* [Short exercise]
In the entries that follow, find the word "Global" and report each line it is on.

--- begin Records shown ---

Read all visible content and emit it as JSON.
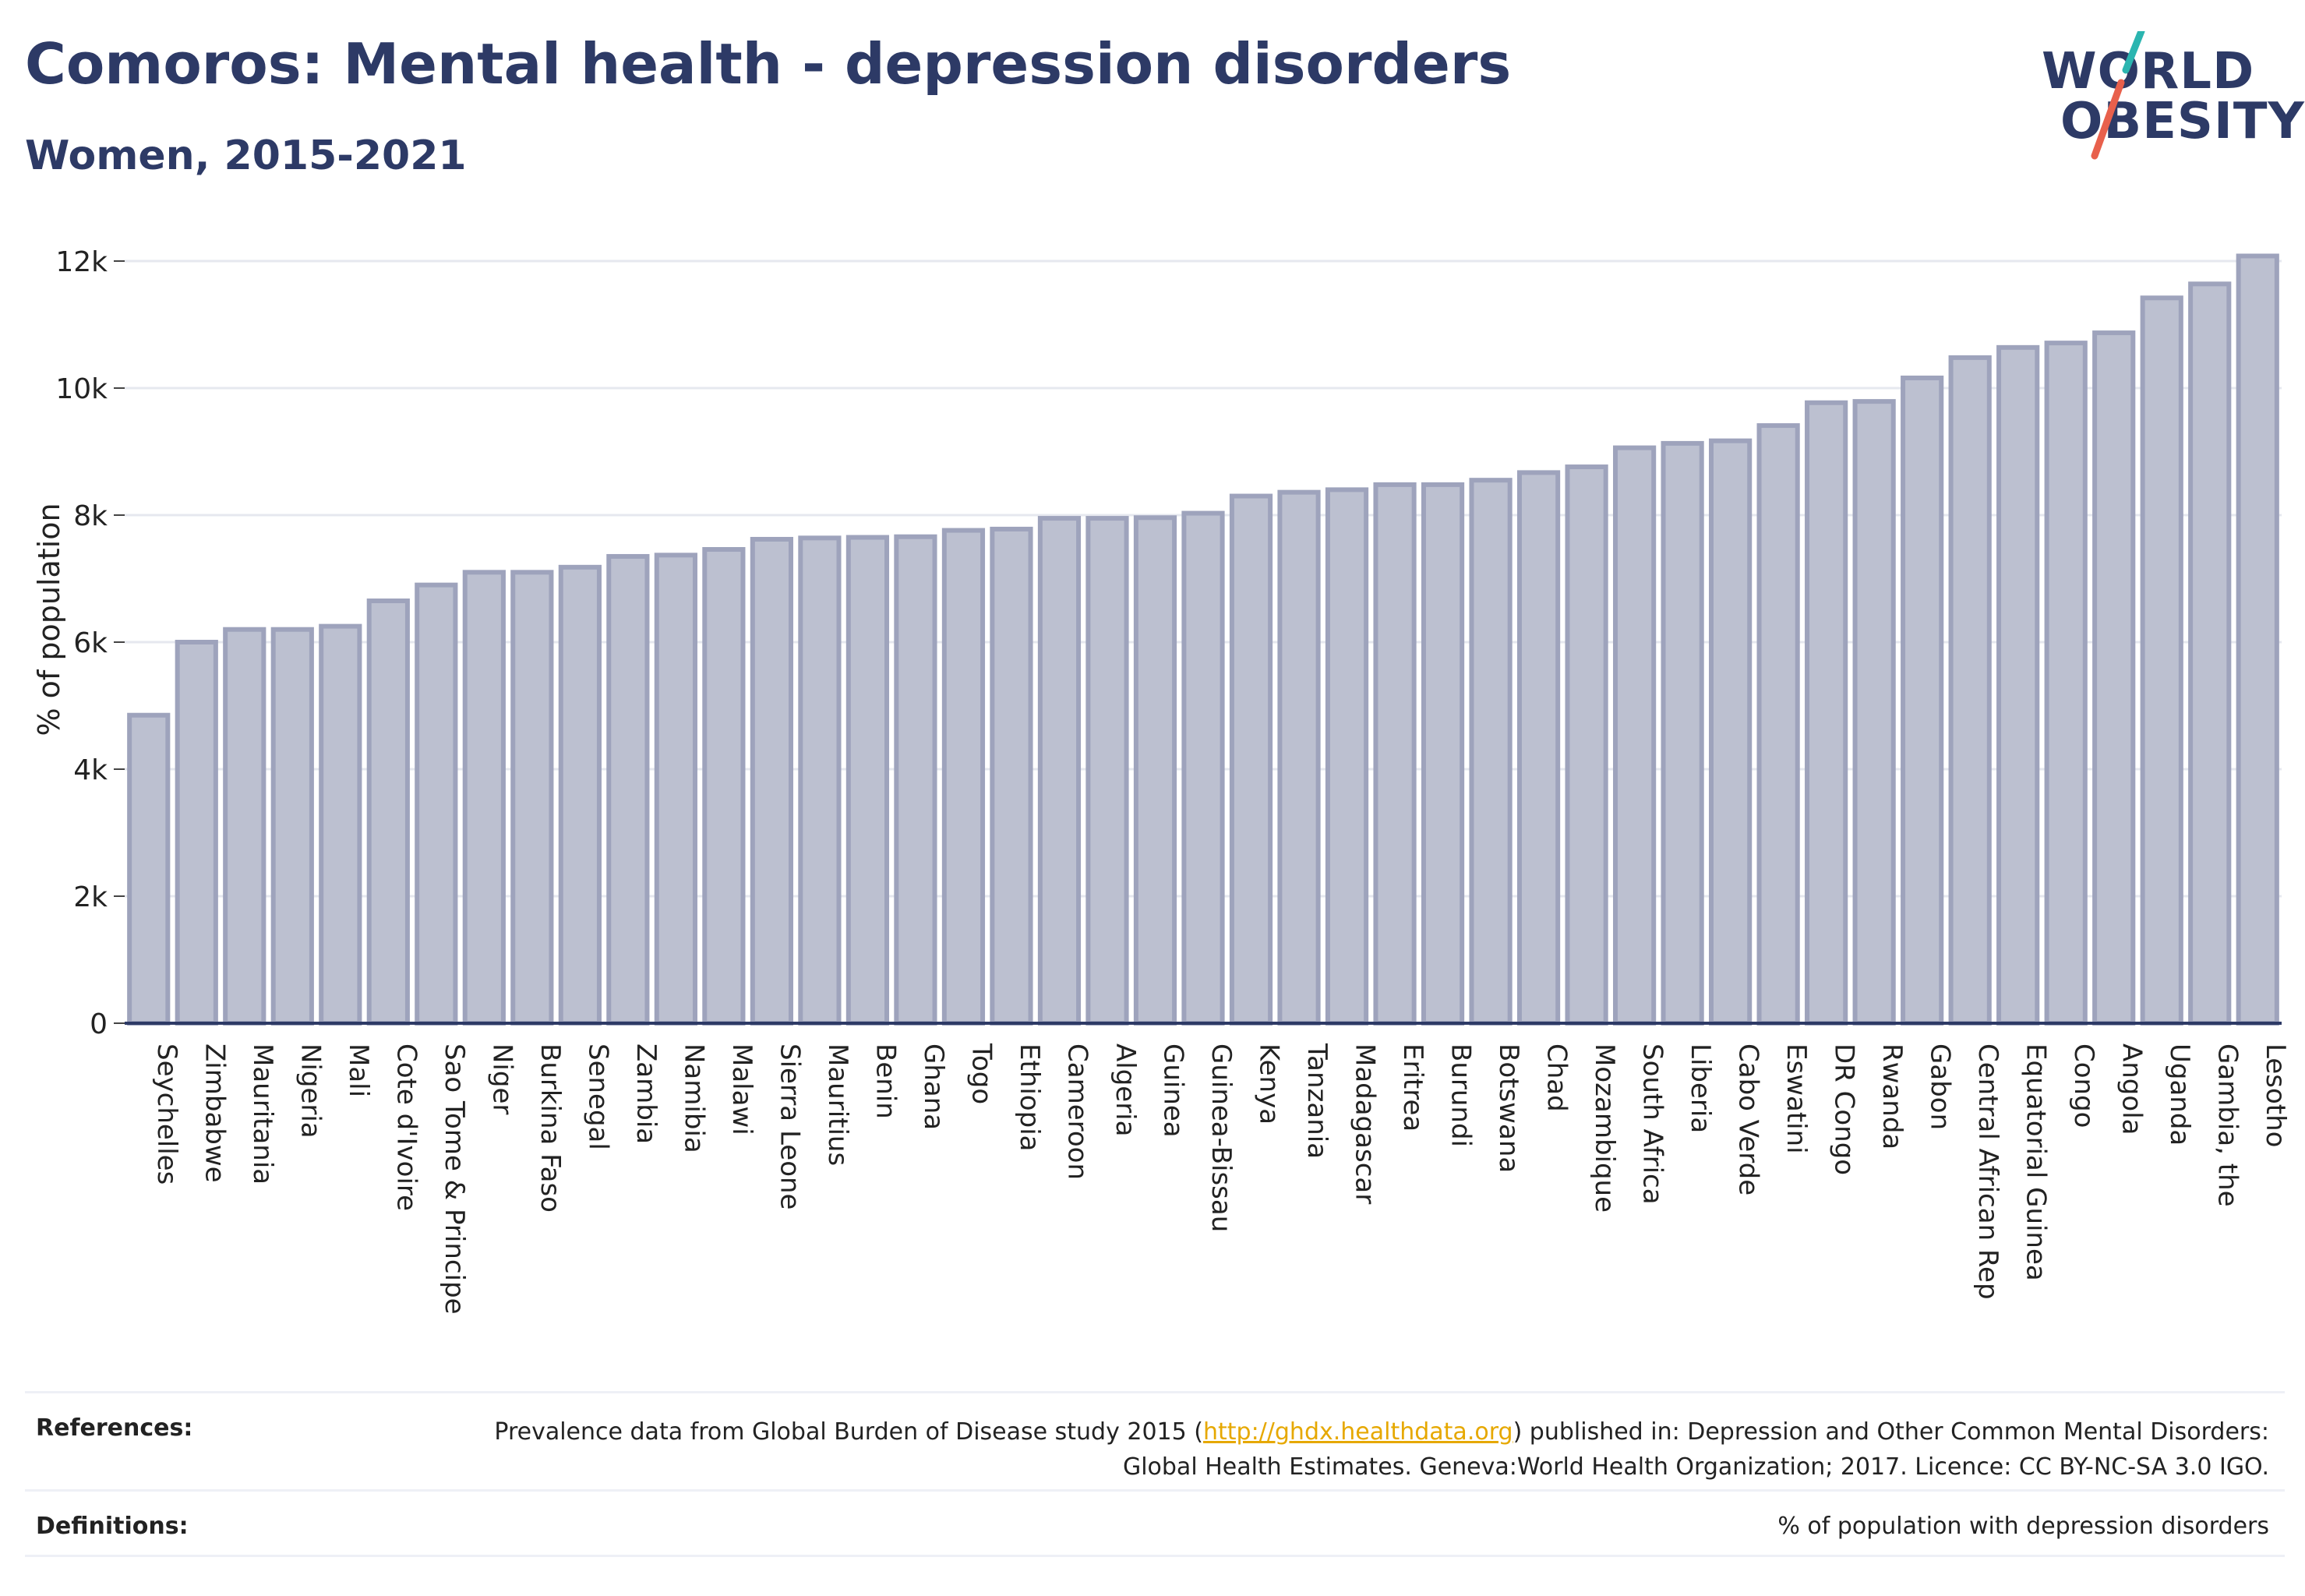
{
  "header": {
    "title": "Comoros: Mental health - depression disorders",
    "subtitle": "Women, 2015-2021"
  },
  "logo": {
    "line1": "WORLD",
    "line2": "OBESITY"
  },
  "colors": {
    "title": "#2d3a66",
    "bar_fill": "#bcc0d0",
    "bar_stroke": "#9ea3bc",
    "grid": "#e6e8ef",
    "axis": "#2d3a66",
    "link": "#e6a800",
    "logo_slash_teal": "#2bb5b0",
    "logo_slash_red": "#e8604c"
  },
  "chart_data": {
    "type": "bar",
    "title": "Comoros: Mental health - depression disorders",
    "subtitle": "Women, 2015-2021",
    "xlabel": "",
    "ylabel": "% of population",
    "ylim": [
      0,
      12000
    ],
    "yticks": [
      0,
      2000,
      4000,
      6000,
      8000,
      10000,
      12000
    ],
    "ytick_labels": [
      "0",
      "2k",
      "4k",
      "6k",
      "8k",
      "10k",
      "12k"
    ],
    "grid": true,
    "categories": [
      "Seychelles",
      "Zimbabwe",
      "Mauritania",
      "Nigeria",
      "Mali",
      "Cote d'Ivoire",
      "Sao Tome & Principe",
      "Niger",
      "Burkina Faso",
      "Senegal",
      "Zambia",
      "Namibia",
      "Malawi",
      "Sierra Leone",
      "Mauritius",
      "Benin",
      "Ghana",
      "Togo",
      "Ethiopia",
      "Cameroon",
      "Algeria",
      "Guinea",
      "Guinea-Bissau",
      "Kenya",
      "Tanzania",
      "Madagascar",
      "Eritrea",
      "Burundi",
      "Botswana",
      "Chad",
      "Mozambique",
      "South Africa",
      "Liberia",
      "Cabo Verde",
      "Eswatini",
      "DR Congo",
      "Rwanda",
      "Gabon",
      "Central African Rep",
      "Equatorial Guinea",
      "Congo",
      "Angola",
      "Uganda",
      "Gambia, the",
      "Lesotho"
    ],
    "values": [
      4850,
      6000,
      6200,
      6200,
      6250,
      6650,
      6900,
      7100,
      7100,
      7180,
      7350,
      7370,
      7460,
      7620,
      7640,
      7650,
      7660,
      7760,
      7780,
      7950,
      7950,
      7960,
      8030,
      8300,
      8360,
      8400,
      8480,
      8480,
      8550,
      8670,
      8760,
      9060,
      9130,
      9170,
      9410,
      9770,
      9790,
      10160,
      10480,
      10640,
      10710,
      10870,
      11420,
      11640,
      12080
    ]
  },
  "footer": {
    "references_label": "References:",
    "references_text_before": "Prevalence data from Global Burden of Disease study 2015 (",
    "references_link": "http://ghdx.healthdata.org",
    "references_text_after": ") published in: Depression and Other Common Mental Disorders: Global Health Estimates. Geneva:World Health Organization; 2017. Licence: CC BY-NC-SA 3.0 IGO.",
    "definitions_label": "Definitions:",
    "definitions_text": "% of population with depression disorders"
  }
}
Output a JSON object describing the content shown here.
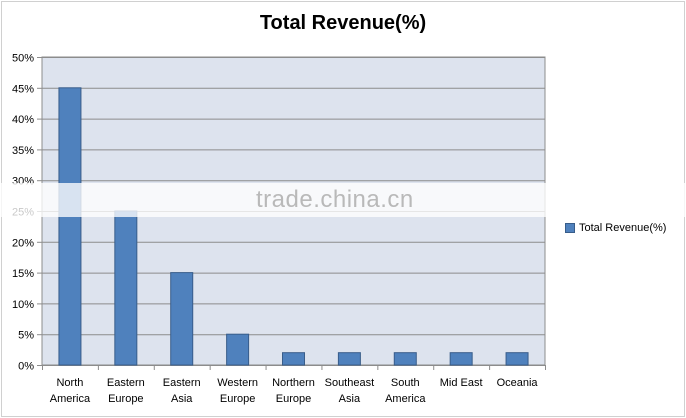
{
  "chart_data": {
    "type": "bar",
    "title": "Total Revenue(%)",
    "categories": [
      [
        "North",
        "America"
      ],
      [
        "Eastern",
        "Europe"
      ],
      [
        "Eastern",
        "Asia"
      ],
      [
        "Western",
        "Europe"
      ],
      [
        "Northern",
        "Europe"
      ],
      [
        "Southeast",
        "Asia"
      ],
      [
        "South",
        "America"
      ],
      [
        "Mid East"
      ],
      [
        "Oceania"
      ]
    ],
    "series": [
      {
        "name": "Total Revenue(%)",
        "values": [
          45,
          25,
          15,
          5,
          2,
          2,
          2,
          2,
          2
        ]
      }
    ],
    "ylim": [
      0,
      50
    ],
    "yticks": [
      0,
      5,
      10,
      15,
      20,
      25,
      30,
      35,
      40,
      45,
      50
    ],
    "ytick_labels": [
      "0%",
      "5%",
      "10%",
      "15%",
      "20%",
      "25%",
      "30%",
      "35%",
      "40%",
      "45%",
      "50%"
    ],
    "grid": true,
    "legend_position": "right",
    "colors": {
      "bar": "#4f81bd",
      "bar_border": "#385d8a",
      "plot_bg": "#dde3ee",
      "grid": "#8c8c8c"
    }
  },
  "watermark": "trade.china.cn"
}
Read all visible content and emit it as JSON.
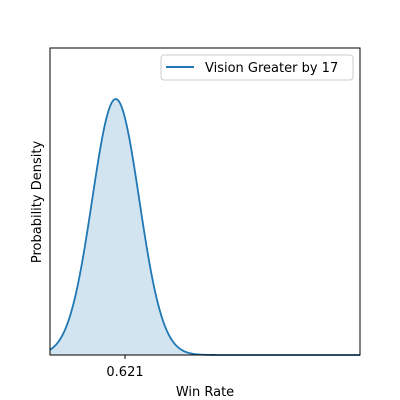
{
  "chart_data": {
    "type": "area",
    "title": "",
    "xlabel": "Win Rate",
    "ylabel": "Probability Density",
    "x_ticks": [
      0.621
    ],
    "x_tick_labels": [
      "0.621"
    ],
    "y_ticks_shown": false,
    "xlim": [
      0.5,
      1.0
    ],
    "grid": false,
    "legend_position": "top-right",
    "series": [
      {
        "name": "Vision Greater by 17",
        "distribution": "approximately normal",
        "mode": 0.606,
        "sd": 0.038,
        "color": "#1f77b4",
        "fill_color": "#1f77b4",
        "fill_opacity": 0.2
      }
    ]
  }
}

--- end Records shown ---

* [Complete response]
    "references_text_before": "Prevalence data from Global Burden of Disease study 2015 (",
    "references_text_after": ") published in: Depression and Other Common Mental Disorders: Global Health Estimates. Geneva:World Health Organization; 2017. Licence: CC BY-NC-SA 3.0 IGO.",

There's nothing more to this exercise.